Report, word for word, every line of the material that contains "JSON".

══ Supplied information

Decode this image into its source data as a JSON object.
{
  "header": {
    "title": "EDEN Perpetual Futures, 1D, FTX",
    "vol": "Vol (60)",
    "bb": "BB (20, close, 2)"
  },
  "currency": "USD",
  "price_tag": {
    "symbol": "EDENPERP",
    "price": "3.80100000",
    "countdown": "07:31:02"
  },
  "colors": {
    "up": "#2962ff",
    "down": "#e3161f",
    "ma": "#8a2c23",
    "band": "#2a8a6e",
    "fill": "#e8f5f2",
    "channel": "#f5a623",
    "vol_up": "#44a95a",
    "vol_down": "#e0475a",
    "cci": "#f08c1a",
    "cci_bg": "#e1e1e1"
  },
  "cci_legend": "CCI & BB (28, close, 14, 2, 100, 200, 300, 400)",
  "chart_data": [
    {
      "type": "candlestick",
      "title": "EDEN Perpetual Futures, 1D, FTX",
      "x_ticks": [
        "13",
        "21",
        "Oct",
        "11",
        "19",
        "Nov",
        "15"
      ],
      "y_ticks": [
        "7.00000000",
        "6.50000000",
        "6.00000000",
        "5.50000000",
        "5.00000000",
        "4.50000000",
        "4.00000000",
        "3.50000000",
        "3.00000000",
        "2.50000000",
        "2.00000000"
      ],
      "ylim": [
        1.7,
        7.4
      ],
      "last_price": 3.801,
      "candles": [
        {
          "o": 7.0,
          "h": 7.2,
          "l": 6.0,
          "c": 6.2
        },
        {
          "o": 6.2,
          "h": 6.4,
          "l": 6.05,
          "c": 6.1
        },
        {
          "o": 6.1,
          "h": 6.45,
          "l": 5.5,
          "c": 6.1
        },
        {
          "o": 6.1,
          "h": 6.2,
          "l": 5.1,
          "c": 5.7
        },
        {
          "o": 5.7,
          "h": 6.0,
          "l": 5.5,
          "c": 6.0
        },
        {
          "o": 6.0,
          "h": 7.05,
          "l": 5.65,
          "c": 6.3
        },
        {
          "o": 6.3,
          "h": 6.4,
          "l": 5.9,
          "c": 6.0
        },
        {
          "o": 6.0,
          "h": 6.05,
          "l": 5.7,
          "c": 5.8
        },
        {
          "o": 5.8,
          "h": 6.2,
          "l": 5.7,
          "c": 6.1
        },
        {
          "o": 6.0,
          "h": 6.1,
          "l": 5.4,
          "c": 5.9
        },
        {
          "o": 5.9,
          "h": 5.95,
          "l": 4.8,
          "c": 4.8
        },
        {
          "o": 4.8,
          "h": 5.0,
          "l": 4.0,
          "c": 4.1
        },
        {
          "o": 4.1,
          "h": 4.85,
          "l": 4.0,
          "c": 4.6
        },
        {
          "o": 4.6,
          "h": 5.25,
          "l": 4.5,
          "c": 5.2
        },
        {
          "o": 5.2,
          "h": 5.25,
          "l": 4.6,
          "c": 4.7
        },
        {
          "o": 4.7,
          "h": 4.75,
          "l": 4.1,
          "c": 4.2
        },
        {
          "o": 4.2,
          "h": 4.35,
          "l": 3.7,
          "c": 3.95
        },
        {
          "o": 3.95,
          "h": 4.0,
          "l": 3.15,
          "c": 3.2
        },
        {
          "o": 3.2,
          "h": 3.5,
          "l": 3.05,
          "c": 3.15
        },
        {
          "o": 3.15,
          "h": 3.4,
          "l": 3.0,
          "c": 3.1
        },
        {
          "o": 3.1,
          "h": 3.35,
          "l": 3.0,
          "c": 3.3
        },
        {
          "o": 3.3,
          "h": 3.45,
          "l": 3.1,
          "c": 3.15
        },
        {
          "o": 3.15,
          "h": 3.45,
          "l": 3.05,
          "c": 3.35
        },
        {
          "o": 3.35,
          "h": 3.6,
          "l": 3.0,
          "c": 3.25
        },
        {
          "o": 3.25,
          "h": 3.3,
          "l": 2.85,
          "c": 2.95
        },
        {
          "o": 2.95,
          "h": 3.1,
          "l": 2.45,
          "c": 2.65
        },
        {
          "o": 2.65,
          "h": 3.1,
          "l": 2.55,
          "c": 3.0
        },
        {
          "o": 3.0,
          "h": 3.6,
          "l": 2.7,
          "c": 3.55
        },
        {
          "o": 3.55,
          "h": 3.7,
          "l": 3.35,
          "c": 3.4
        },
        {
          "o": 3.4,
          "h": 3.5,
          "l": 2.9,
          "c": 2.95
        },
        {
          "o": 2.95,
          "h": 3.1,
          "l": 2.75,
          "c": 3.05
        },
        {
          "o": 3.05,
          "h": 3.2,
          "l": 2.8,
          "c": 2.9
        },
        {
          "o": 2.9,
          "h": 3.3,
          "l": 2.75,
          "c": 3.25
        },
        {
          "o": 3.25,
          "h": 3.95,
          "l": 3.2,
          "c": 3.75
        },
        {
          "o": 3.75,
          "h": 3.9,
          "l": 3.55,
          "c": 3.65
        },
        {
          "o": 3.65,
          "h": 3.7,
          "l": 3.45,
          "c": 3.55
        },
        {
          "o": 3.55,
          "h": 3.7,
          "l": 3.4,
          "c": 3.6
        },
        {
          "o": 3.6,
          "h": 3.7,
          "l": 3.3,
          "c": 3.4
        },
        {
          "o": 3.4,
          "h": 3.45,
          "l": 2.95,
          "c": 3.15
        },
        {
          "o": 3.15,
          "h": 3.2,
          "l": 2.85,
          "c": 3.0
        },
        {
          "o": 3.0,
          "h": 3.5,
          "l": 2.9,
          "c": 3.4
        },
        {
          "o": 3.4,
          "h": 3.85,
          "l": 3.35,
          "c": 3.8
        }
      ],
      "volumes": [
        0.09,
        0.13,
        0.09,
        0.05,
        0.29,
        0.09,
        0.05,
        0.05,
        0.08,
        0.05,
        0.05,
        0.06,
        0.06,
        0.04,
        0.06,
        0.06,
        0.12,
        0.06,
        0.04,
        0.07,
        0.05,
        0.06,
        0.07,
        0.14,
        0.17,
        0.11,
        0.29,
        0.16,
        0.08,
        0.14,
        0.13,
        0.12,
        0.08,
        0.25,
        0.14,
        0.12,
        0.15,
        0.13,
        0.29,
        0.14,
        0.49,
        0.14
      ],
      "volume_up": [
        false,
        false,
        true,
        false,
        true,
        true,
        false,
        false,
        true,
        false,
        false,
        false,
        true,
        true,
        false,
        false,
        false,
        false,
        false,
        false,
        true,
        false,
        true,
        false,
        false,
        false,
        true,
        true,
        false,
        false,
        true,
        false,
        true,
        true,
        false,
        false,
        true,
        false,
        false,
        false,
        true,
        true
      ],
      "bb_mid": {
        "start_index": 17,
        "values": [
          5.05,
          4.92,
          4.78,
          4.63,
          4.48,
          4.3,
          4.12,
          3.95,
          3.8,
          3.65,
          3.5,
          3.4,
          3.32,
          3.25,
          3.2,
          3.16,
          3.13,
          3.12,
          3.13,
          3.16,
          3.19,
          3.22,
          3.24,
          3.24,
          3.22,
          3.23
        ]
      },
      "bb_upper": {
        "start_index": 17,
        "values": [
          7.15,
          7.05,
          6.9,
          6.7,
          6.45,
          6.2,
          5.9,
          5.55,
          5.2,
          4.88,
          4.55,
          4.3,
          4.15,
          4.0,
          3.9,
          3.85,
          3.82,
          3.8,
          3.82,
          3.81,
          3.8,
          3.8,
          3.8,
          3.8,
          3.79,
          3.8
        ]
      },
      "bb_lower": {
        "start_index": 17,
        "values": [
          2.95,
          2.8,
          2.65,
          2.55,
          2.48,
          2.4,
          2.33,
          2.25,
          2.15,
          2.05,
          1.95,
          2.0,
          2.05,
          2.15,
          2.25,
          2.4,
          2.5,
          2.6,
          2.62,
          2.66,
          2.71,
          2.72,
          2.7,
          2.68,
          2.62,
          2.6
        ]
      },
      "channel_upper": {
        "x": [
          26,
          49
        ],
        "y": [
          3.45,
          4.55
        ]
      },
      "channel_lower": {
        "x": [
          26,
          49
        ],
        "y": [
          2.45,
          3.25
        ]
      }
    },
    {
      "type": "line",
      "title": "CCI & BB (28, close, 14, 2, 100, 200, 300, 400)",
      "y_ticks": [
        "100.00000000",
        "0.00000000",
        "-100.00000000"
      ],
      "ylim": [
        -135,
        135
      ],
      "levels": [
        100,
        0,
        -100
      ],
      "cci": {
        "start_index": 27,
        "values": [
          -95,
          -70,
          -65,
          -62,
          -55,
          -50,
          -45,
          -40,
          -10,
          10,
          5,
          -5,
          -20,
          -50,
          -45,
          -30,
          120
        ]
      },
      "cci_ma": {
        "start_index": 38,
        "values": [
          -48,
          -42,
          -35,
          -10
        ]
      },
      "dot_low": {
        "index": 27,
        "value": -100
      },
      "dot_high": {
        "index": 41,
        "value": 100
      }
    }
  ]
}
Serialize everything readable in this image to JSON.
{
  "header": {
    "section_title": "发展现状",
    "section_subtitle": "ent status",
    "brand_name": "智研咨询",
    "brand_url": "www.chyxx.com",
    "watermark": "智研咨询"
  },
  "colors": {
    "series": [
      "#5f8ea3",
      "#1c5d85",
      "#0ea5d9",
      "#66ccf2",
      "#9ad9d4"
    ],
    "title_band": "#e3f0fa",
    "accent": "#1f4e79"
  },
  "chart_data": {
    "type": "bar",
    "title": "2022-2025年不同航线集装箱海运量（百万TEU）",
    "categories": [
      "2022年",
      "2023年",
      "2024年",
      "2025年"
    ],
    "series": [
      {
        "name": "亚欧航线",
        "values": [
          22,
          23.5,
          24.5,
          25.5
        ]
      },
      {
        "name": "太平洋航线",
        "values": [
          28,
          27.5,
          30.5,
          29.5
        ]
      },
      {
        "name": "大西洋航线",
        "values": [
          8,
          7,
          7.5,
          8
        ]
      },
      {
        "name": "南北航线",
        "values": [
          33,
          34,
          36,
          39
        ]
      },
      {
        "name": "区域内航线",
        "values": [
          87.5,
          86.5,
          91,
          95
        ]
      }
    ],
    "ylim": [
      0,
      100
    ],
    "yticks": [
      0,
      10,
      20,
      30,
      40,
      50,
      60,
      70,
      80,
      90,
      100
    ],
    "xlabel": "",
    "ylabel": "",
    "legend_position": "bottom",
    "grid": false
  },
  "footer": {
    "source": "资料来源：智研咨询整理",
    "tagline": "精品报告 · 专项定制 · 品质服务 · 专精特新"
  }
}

════

• **Exercise result**
Decode this image into its source data as a JSON object.
Serialize everything readable in this image to JSON.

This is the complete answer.